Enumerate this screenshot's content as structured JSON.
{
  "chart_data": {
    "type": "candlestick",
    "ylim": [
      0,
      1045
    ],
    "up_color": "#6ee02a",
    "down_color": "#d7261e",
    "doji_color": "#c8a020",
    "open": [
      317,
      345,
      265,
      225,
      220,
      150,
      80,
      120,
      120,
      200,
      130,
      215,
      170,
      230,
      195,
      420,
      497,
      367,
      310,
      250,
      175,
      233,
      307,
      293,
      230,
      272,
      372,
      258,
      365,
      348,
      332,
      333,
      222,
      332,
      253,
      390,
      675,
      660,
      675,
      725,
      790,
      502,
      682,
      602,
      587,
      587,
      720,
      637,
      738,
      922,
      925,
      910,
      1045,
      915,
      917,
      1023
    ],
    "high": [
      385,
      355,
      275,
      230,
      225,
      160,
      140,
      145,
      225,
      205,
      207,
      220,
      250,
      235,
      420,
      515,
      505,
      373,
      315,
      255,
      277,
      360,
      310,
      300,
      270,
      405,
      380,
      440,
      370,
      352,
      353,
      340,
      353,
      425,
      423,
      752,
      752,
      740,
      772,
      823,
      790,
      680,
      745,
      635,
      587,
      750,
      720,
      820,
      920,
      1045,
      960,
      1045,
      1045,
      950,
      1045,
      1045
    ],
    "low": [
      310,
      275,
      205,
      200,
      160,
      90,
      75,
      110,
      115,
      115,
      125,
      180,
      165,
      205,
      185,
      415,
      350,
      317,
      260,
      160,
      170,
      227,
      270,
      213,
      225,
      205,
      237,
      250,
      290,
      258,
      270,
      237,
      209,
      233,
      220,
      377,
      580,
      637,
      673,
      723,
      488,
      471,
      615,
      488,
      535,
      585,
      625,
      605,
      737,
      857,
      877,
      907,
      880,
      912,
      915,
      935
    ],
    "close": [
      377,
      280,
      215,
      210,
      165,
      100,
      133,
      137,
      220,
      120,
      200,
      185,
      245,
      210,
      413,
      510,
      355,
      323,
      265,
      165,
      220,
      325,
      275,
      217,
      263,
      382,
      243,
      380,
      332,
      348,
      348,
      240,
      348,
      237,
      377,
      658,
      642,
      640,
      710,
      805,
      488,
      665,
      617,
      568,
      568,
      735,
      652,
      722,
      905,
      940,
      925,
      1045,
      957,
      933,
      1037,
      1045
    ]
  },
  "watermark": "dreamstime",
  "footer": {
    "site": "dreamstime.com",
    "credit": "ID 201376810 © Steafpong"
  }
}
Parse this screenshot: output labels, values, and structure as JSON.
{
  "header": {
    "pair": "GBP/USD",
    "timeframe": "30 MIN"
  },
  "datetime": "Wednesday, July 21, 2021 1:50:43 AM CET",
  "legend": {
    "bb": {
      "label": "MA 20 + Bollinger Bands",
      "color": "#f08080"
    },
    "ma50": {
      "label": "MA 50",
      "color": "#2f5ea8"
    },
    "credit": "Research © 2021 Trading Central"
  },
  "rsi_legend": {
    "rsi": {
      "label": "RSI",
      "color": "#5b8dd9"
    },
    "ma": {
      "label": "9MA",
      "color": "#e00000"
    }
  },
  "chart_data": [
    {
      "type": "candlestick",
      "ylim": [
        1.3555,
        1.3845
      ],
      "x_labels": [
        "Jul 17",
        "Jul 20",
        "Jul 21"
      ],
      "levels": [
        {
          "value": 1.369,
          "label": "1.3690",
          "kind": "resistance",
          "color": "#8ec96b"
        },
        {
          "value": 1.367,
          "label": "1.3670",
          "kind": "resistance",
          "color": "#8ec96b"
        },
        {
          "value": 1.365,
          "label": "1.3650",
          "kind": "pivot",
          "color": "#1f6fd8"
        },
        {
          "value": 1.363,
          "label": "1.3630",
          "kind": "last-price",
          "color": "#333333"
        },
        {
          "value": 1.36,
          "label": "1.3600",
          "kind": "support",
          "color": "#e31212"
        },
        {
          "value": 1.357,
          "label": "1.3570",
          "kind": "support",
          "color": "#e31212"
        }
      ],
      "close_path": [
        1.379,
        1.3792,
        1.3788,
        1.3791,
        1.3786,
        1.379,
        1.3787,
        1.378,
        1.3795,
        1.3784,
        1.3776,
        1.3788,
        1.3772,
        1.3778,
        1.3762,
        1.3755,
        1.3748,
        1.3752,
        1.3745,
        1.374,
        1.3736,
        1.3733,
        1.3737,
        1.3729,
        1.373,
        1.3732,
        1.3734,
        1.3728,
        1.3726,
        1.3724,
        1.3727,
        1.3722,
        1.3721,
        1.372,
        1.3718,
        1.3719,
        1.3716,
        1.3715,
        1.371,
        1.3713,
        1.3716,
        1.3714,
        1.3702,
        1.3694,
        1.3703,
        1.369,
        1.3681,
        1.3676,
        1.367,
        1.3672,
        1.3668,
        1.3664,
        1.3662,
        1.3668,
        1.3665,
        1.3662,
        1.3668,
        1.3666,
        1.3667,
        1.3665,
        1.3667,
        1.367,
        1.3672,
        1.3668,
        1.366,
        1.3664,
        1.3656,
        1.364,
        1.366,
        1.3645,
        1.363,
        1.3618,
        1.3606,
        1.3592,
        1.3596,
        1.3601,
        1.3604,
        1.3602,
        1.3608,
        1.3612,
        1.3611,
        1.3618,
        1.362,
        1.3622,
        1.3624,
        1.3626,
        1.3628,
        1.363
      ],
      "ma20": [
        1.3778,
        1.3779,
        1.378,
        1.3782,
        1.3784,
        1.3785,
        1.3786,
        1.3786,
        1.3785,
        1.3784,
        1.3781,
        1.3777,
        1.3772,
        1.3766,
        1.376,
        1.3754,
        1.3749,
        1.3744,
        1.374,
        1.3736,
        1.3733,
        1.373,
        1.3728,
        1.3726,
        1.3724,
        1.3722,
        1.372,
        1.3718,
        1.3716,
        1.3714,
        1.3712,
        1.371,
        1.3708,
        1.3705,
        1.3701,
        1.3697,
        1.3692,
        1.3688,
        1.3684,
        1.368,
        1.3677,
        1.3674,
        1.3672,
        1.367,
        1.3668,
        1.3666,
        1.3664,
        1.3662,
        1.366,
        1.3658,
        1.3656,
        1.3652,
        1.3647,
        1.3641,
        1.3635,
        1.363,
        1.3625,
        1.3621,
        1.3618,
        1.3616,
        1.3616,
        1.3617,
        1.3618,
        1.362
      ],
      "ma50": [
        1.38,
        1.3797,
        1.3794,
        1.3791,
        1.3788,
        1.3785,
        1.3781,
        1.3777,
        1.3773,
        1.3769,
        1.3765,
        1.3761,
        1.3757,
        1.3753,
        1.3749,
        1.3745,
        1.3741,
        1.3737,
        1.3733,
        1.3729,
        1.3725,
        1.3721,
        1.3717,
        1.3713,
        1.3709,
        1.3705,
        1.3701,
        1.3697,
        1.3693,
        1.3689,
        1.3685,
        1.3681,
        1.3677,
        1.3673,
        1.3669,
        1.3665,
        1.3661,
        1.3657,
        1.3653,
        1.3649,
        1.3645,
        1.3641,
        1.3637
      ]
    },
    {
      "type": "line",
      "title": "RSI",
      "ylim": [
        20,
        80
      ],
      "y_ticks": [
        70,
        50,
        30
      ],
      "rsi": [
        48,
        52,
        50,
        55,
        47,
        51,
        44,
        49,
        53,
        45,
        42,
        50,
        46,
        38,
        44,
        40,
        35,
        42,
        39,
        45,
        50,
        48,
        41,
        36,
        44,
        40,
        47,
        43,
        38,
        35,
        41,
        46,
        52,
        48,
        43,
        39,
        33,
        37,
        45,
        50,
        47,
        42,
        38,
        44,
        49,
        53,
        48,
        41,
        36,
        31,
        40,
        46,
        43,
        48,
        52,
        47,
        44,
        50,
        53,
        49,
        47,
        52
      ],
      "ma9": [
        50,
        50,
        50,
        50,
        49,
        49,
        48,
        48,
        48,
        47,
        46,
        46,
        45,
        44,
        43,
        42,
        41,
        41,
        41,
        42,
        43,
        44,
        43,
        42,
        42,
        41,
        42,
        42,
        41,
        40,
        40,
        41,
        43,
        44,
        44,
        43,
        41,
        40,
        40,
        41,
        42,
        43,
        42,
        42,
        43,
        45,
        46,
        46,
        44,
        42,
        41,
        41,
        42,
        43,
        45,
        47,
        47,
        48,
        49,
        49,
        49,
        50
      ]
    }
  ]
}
------------------------------------------------------------
▸ **WORK TO BE COMPLETED**: Pick out every line with the string "candlestick" and copy it.

▸ **PROBLEM SOLUTION**:
    "type": "candlestick",
      "type": "candlestick",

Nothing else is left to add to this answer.